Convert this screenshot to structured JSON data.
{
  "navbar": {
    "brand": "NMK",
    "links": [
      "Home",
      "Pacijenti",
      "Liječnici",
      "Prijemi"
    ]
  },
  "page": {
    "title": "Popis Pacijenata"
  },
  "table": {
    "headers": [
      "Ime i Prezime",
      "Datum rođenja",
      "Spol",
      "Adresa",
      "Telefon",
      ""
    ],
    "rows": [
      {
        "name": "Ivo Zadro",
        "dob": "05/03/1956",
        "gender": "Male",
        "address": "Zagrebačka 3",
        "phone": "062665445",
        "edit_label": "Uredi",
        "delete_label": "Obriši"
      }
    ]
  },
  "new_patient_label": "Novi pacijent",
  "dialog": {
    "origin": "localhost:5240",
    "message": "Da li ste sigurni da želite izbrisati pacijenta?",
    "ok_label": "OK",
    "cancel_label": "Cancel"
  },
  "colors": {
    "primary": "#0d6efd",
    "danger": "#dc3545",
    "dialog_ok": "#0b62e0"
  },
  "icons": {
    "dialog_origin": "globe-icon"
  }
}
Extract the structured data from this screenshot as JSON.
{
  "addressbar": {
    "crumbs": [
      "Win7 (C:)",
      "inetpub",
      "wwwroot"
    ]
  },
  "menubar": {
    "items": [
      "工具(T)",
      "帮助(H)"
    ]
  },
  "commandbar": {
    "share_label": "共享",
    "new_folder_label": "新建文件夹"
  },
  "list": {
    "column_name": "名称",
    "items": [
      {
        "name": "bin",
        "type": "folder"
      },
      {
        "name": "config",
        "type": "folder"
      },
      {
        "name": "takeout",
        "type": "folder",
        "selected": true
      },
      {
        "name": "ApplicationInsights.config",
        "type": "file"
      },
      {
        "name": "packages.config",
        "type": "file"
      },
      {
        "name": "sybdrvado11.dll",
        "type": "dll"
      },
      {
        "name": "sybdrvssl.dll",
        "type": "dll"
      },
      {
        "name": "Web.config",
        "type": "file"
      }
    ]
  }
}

### TASK PROMPT
From the listing above, reproduce all the lines exactly.

### REPLY TO THE TASK
Convert this screenshot to structured JSON data.
{
  "navbar": {
    "brand": "NMK",
    "links": [
      "Home",
      "Pacijenti",
      "Liječnici",
      "Prijemi"
    ]
  },
  "page": {
    "title": "Popis Pacijenata"
  },
  "table": {
    "headers": [
      "Ime i Prezime",
      "Datum rođenja",
      "Spol",
      "Adresa",
      "Telefon",
      ""
    ],
    "rows": [
      {
        "name": "Ivo Zadro",
        "dob": "05/03/1956",
        "gender": "Male",
        "address": "Zagrebačka 3",
        "phone": "062665445",
        "edit_label": "Uredi",
        "delete_label": "Obriši"
      }
    ]
  },
  "new_patient_label": "Novi pacijent",
  "dialog": {
    "origin": "localhost:5240",
    "message": "Da li ste sigurni da želite izbrisati pacijenta?",
    "ok_label": "OK",
    "cancel_label": "Cancel"
  },
  "colors": {
    "primary": "#0d6efd",
    "danger": "#dc3545",
    "dialog_ok": "#0b62e0"
  },
  "icons": {
    "dialog_origin": "globe-icon"
  }
}
Extract the structured data from this screenshot as JSON.
{
  "addressbar": {
    "crumbs": [
      "Win7 (C:)",
      "inetpub",
      "wwwroot"
    ]
  },
  "menubar": {
    "items": [
      "工具(T)",
      "帮助(H)"
    ]
  },
  "commandbar": {
    "share_label": "共享",
    "new_folder_label": "新建文件夹"
  },
  "list": {
    "column_name": "名称",
    "items": [
      {
        "name": "bin",
        "type": "folder"
      },
      {
        "name": "config",
        "type": "folder"
      },
      {
        "name": "takeout",
        "type": "folder",
        "selected": true
      },
      {
        "name": "ApplicationInsights.config",
        "type": "file"
      },
      {
        "name": "packages.config",
        "type": "file"
      },
      {
        "name": "sybdrvado11.dll",
        "type": "dll"
      },
      {
        "name": "sybdrvssl.dll",
        "type": "dll"
      },
      {
        "name": "Web.config",
        "type": "file"
      }
    ]
  }
}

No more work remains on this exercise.